Direction
Go through the records and extract every line with the word "title".

---------- Given information ----------

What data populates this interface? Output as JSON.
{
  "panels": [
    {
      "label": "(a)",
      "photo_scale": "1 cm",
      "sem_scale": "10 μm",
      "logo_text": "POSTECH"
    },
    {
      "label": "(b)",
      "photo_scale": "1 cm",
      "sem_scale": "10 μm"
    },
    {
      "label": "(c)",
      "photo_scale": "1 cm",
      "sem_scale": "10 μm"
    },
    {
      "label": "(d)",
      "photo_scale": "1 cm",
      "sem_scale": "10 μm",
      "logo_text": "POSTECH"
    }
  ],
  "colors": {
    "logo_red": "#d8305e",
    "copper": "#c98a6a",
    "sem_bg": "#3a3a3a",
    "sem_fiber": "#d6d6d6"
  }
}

----------
---------- Given information ----------

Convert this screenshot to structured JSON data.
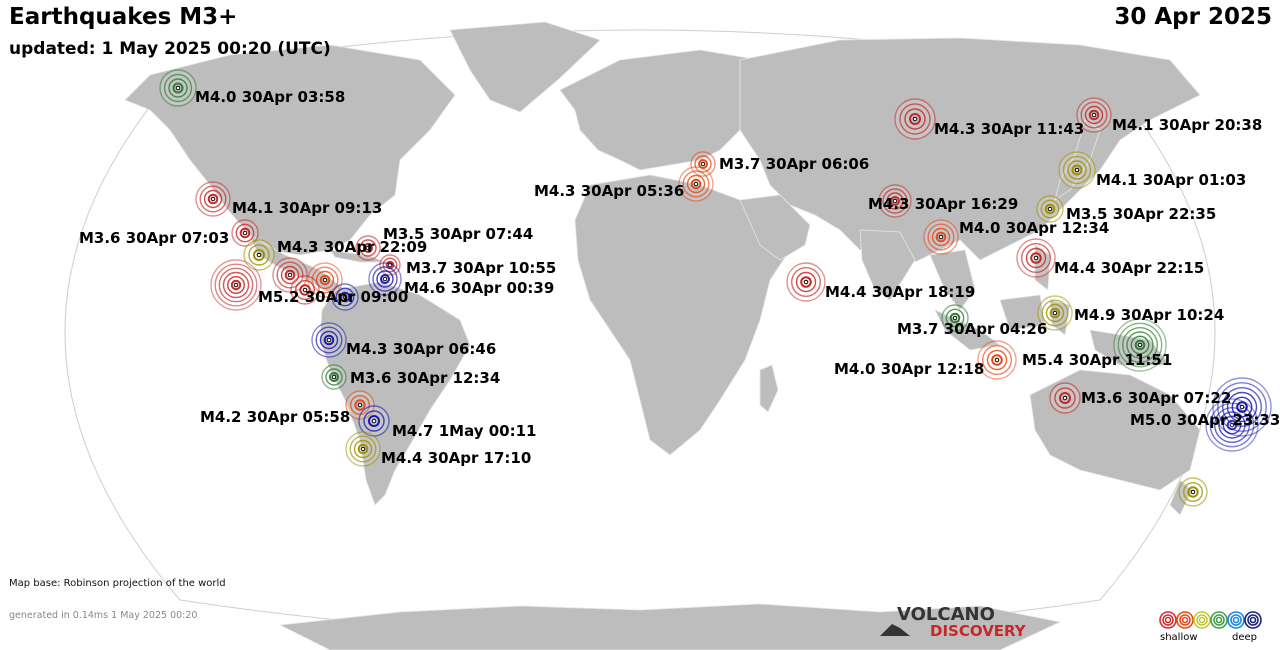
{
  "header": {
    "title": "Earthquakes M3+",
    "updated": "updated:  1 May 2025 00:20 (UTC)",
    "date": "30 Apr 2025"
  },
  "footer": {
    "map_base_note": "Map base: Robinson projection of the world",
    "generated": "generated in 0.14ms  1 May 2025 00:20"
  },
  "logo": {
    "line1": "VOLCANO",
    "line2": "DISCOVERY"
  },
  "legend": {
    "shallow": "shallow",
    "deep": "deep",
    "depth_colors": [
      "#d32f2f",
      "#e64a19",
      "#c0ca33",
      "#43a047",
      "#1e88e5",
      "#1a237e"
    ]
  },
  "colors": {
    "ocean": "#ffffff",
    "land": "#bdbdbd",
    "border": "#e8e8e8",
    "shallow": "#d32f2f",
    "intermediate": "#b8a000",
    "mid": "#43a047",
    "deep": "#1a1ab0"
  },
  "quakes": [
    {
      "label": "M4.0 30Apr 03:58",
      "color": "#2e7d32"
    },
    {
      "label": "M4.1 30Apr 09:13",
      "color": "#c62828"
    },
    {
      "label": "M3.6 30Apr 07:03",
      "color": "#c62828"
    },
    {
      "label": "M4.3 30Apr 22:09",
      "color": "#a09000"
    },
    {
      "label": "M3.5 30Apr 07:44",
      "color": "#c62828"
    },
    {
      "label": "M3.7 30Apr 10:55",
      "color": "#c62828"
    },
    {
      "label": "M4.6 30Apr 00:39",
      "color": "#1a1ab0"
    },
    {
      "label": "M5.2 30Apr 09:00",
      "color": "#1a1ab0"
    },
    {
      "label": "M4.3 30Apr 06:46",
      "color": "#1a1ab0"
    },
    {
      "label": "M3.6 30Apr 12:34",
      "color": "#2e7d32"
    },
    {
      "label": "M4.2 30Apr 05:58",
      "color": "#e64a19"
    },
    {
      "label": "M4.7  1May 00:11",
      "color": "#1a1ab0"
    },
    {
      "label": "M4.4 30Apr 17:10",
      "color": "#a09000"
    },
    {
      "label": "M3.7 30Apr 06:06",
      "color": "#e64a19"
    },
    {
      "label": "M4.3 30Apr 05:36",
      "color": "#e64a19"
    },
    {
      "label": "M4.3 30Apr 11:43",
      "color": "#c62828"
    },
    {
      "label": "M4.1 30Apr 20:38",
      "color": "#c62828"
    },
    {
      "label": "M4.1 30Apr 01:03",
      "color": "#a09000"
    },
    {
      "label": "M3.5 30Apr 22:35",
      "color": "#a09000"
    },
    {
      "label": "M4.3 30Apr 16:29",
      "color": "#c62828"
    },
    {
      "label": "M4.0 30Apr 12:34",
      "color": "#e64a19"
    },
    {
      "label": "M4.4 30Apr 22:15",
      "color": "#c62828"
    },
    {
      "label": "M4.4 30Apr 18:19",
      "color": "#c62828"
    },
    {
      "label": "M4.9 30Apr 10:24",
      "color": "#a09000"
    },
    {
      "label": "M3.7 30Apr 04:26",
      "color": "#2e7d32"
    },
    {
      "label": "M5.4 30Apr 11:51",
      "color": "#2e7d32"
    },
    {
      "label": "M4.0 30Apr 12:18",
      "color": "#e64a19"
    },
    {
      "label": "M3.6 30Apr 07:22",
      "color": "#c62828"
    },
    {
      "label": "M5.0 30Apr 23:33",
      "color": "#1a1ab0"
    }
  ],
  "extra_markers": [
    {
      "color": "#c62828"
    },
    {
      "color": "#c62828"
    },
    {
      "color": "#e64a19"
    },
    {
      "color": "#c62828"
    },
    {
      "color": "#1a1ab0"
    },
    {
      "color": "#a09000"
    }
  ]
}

----------
---------- Given information ----------

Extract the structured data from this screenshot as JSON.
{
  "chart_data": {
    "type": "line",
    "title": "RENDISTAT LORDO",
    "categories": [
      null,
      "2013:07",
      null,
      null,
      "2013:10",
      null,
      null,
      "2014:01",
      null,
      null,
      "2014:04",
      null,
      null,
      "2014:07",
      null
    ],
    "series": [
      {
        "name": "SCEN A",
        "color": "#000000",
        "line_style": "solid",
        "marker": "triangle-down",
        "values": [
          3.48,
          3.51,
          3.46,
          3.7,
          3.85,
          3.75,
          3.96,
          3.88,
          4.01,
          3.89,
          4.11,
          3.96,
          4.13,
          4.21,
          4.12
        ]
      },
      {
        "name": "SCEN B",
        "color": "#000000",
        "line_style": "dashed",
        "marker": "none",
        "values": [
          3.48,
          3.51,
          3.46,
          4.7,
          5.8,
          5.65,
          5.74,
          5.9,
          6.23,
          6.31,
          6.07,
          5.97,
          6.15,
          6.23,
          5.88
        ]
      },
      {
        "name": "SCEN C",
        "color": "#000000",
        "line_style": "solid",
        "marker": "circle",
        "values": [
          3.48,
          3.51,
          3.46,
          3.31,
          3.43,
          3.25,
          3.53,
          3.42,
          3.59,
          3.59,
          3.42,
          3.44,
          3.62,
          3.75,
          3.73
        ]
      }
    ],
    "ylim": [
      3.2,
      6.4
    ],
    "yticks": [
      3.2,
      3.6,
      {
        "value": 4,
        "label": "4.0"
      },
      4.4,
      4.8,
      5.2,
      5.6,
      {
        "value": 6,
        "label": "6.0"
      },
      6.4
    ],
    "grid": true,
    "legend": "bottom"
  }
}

----------

Worked solution
    "title": "Earthquakes M3+",
    "title": "RENDISTAT LORDO",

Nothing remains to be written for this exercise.